*** Opening of Material provided ***

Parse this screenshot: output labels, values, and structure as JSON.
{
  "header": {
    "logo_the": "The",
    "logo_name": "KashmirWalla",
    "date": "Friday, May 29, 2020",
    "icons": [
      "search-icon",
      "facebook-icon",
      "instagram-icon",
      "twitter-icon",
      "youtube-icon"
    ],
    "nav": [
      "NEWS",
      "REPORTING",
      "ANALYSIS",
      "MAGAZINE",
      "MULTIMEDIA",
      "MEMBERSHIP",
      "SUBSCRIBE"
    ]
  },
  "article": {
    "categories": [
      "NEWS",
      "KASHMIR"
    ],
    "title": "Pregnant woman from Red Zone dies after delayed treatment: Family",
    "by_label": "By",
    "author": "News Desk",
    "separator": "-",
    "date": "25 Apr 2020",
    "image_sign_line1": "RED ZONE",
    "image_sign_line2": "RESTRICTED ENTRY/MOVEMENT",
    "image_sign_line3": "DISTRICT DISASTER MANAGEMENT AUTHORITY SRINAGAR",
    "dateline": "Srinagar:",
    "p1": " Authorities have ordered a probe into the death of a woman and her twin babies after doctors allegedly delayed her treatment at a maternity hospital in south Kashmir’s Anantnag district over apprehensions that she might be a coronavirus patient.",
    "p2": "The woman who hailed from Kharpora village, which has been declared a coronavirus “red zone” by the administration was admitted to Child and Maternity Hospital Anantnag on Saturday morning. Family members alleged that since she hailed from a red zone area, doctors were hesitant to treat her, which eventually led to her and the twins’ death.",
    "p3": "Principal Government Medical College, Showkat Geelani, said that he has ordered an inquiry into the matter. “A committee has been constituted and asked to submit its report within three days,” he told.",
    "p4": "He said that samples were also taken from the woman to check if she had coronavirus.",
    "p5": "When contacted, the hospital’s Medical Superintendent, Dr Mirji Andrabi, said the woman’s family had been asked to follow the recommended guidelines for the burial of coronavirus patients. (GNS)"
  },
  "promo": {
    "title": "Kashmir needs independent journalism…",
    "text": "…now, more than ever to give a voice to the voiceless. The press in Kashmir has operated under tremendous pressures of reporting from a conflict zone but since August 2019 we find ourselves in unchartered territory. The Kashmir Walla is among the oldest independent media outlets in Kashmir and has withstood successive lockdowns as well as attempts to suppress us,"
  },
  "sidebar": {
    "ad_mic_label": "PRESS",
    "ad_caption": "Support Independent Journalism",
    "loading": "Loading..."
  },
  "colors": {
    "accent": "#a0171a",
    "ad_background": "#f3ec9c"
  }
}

*** Close of Material provided ***

Restate the data exactly, keeping every line intact.

Parse this screenshot: output labels, values, and structure as JSON.
{
  "header": {
    "logo_the": "The",
    "logo_name": "KashmirWalla",
    "date": "Friday, May 29, 2020",
    "icons": [
      "search-icon",
      "facebook-icon",
      "instagram-icon",
      "twitter-icon",
      "youtube-icon"
    ],
    "nav": [
      "NEWS",
      "REPORTING",
      "ANALYSIS",
      "MAGAZINE",
      "MULTIMEDIA",
      "MEMBERSHIP",
      "SUBSCRIBE"
    ]
  },
  "article": {
    "categories": [
      "NEWS",
      "KASHMIR"
    ],
    "title": "Pregnant woman from Red Zone dies after delayed treatment: Family",
    "by_label": "By",
    "author": "News Desk",
    "separator": "-",
    "date": "25 Apr 2020",
    "image_sign_line1": "RED ZONE",
    "image_sign_line2": "RESTRICTED ENTRY/MOVEMENT",
    "image_sign_line3": "DISTRICT DISASTER MANAGEMENT AUTHORITY SRINAGAR",
    "dateline": "Srinagar:",
    "p1": " Authorities have ordered a probe into the death of a woman and her twin babies after doctors allegedly delayed her treatment at a maternity hospital in south Kashmir’s Anantnag district over apprehensions that she might be a coronavirus patient.",
    "p2": "The woman who hailed from Kharpora village, which has been declared a coronavirus “red zone” by the administration was admitted to Child and Maternity Hospital Anantnag on Saturday morning. Family members alleged that since she hailed from a red zone area, doctors were hesitant to treat her, which eventually led to her and the twins’ death.",
    "p3": "Principal Government Medical College, Showkat Geelani, said that he has ordered an inquiry into the matter. “A committee has been constituted and asked to submit its report within three days,” he told.",
    "p4": "He said that samples were also taken from the woman to check if she had coronavirus.",
    "p5": "When contacted, the hospital’s Medical Superintendent, Dr Mirji Andrabi, said the woman’s family had been asked to follow the recommended guidelines for the burial of coronavirus patients. (GNS)"
  },
  "promo": {
    "title": "Kashmir needs independent journalism…",
    "text": "…now, more than ever to give a voice to the voiceless. The press in Kashmir has operated under tremendous pressures of reporting from a conflict zone but since August 2019 we find ourselves in unchartered territory. The Kashmir Walla is among the oldest independent media outlets in Kashmir and has withstood successive lockdowns as well as attempts to suppress us,"
  },
  "sidebar": {
    "ad_mic_label": "PRESS",
    "ad_caption": "Support Independent Journalism",
    "loading": "Loading..."
  },
  "colors": {
    "accent": "#a0171a",
    "ad_background": "#f3ec9c"
  }
}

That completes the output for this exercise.